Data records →
◇ ◇ ◇ ◇ ◇ ◇ ◇

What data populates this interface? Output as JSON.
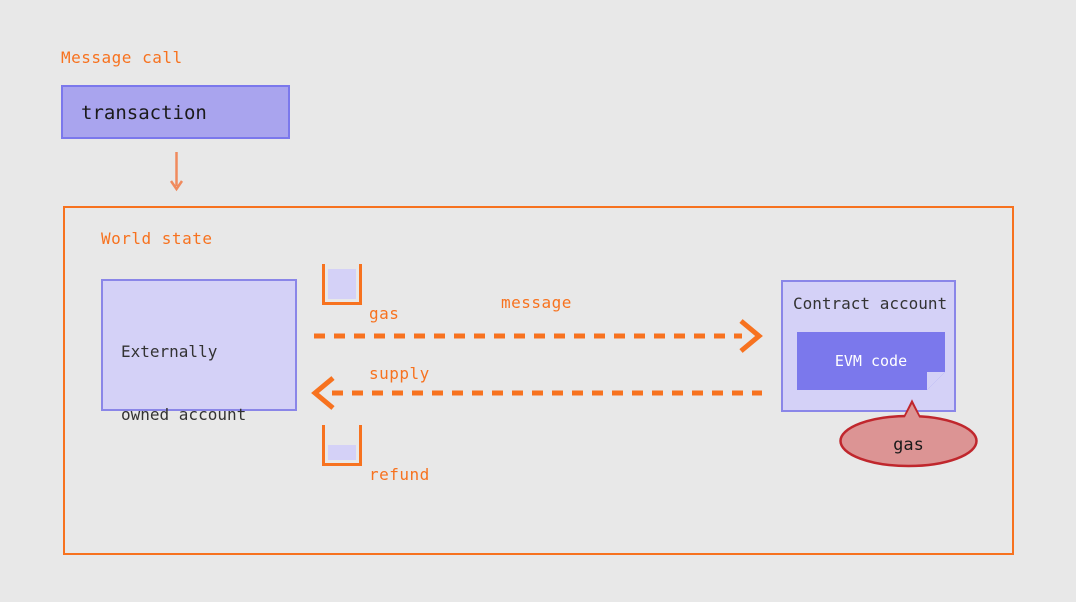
{
  "diagram": {
    "title": "Message call",
    "background_color": "#e8e8e8",
    "accent_orange": "#f7721f",
    "purple_dark": "#7b78ec",
    "purple_mid": "#a9a4ee",
    "purple_light": "#d4d1f7",
    "red_bubble_fill": "#dc9494",
    "red_bubble_stroke": "#c0272d",
    "text_dark": "#333333"
  },
  "message_call": {
    "heading": "Message call",
    "transaction_box": {
      "label": "transaction"
    },
    "flow_arrow": {
      "name": "transaction-to-world-state-arrow",
      "direction": "down",
      "color": "#f08a5d"
    }
  },
  "world_state": {
    "heading": "World state",
    "externally_owned_account": {
      "line1": "Externally",
      "line2": "owned account"
    },
    "gas_supply": {
      "line1": "gas",
      "line2": "supply",
      "fill_percent": 80
    },
    "refund": {
      "line1": "refund",
      "line2": "",
      "fill_percent": 40
    },
    "message_arrow": {
      "label": "message",
      "direction": "right",
      "style": "dashed"
    },
    "refund_arrow": {
      "label": "",
      "direction": "left",
      "style": "dashed"
    },
    "contract_account": {
      "title": "Contract account",
      "evm_code_label": "EVM code"
    },
    "gas_bubble": {
      "label": "gas"
    }
  }
}
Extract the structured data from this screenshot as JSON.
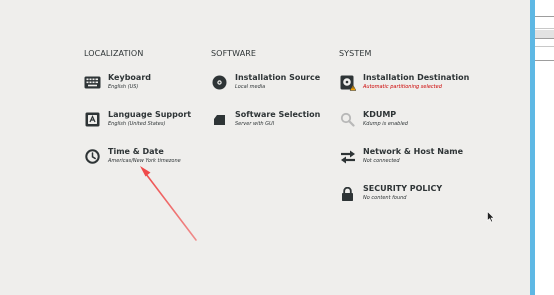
{
  "colors": {
    "background": "#efeeec",
    "text": "#2e3436",
    "warning": "#cc0000",
    "accent_strip": "#5eb8e4",
    "annotation_arrow": "#ef4a4a"
  },
  "localization": {
    "heading": "LOCALIZATION",
    "items": [
      {
        "icon": "keyboard-icon",
        "title": "Keyboard",
        "status": "English (US)"
      },
      {
        "icon": "language-icon",
        "title": "Language Support",
        "status": "English (United States)"
      },
      {
        "icon": "clock-icon",
        "title": "Time & Date",
        "status": "Americas/New York timezone"
      }
    ]
  },
  "software": {
    "heading": "SOFTWARE",
    "items": [
      {
        "icon": "disc-icon",
        "title": "Installation Source",
        "status": "Local media"
      },
      {
        "icon": "package-icon",
        "title": "Software Selection",
        "status": "Server with GUI"
      }
    ]
  },
  "system": {
    "heading": "SYSTEM",
    "items": [
      {
        "icon": "hard-drive-warning-icon",
        "title": "Installation Destination",
        "status": "Automatic partitioning selected",
        "warning": true
      },
      {
        "icon": "search-icon",
        "title": "KDUMP",
        "status": "Kdump is enabled"
      },
      {
        "icon": "network-arrows-icon",
        "title": "Network & Host Name",
        "status": "Not connected"
      },
      {
        "icon": "lock-icon",
        "title": "SECURITY POLICY",
        "status": "No content found"
      }
    ]
  }
}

◇ ◇ ◇ ◇ ◇ ◇ ◇

Leave out the pictures and output every record above precisely as given.

EXERCISE SOLUTION →
What data populates this interface? Output as JSON.
{
  "diagram": {
    "title": "Message call",
    "background_color": "#e8e8e8",
    "accent_orange": "#f7721f",
    "purple_dark": "#7b78ec",
    "purple_mid": "#a9a4ee",
    "purple_light": "#d4d1f7",
    "red_bubble_fill": "#dc9494",
    "red_bubble_stroke": "#c0272d",
    "text_dark": "#333333"
  },
  "message_call": {
    "heading": "Message call",
    "transaction_box": {
      "label": "transaction"
    },
    "flow_arrow": {
      "name": "transaction-to-world-state-arrow",
      "direction": "down",
      "color": "#f08a5d"
    }
  },
  "world_state": {
    "heading": "World state",
    "externally_owned_account": {
      "line1": "Externally",
      "line2": "owned account"
    },
    "gas_supply": {
      "line1": "gas",
      "line2": "supply",
      "fill_percent": 80
    },
    "refund": {
      "line1": "refund",
      "line2": "",
      "fill_percent": 40
    },
    "message_arrow": {
      "label": "message",
      "direction": "right",
      "style": "dashed"
    },
    "refund_arrow": {
      "label": "",
      "direction": "left",
      "style": "dashed"
    },
    "contract_account": {
      "title": "Contract account",
      "evm_code_label": "EVM code"
    },
    "gas_bubble": {
      "label": "gas"
    }
  }
}
Extract the structured data from this screenshot as JSON.
{
  "colors": {
    "background": "#efeeec",
    "text": "#2e3436",
    "warning": "#cc0000",
    "accent_strip": "#5eb8e4",
    "annotation_arrow": "#ef4a4a"
  },
  "localization": {
    "heading": "LOCALIZATION",
    "items": [
      {
        "icon": "keyboard-icon",
        "title": "Keyboard",
        "status": "English (US)"
      },
      {
        "icon": "language-icon",
        "title": "Language Support",
        "status": "English (United States)"
      },
      {
        "icon": "clock-icon",
        "title": "Time & Date",
        "status": "Americas/New York timezone"
      }
    ]
  },
  "software": {
    "heading": "SOFTWARE",
    "items": [
      {
        "icon": "disc-icon",
        "title": "Installation Source",
        "status": "Local media"
      },
      {
        "icon": "package-icon",
        "title": "Software Selection",
        "status": "Server with GUI"
      }
    ]
  },
  "system": {
    "heading": "SYSTEM",
    "items": [
      {
        "icon": "hard-drive-warning-icon",
        "title": "Installation Destination",
        "status": "Automatic partitioning selected",
        "warning": true
      },
      {
        "icon": "search-icon",
        "title": "KDUMP",
        "status": "Kdump is enabled"
      },
      {
        "icon": "network-arrows-icon",
        "title": "Network & Host Name",
        "status": "Not connected"
      },
      {
        "icon": "lock-icon",
        "title": "SECURITY POLICY",
        "status": "No content found"
      }
    ]
  }
}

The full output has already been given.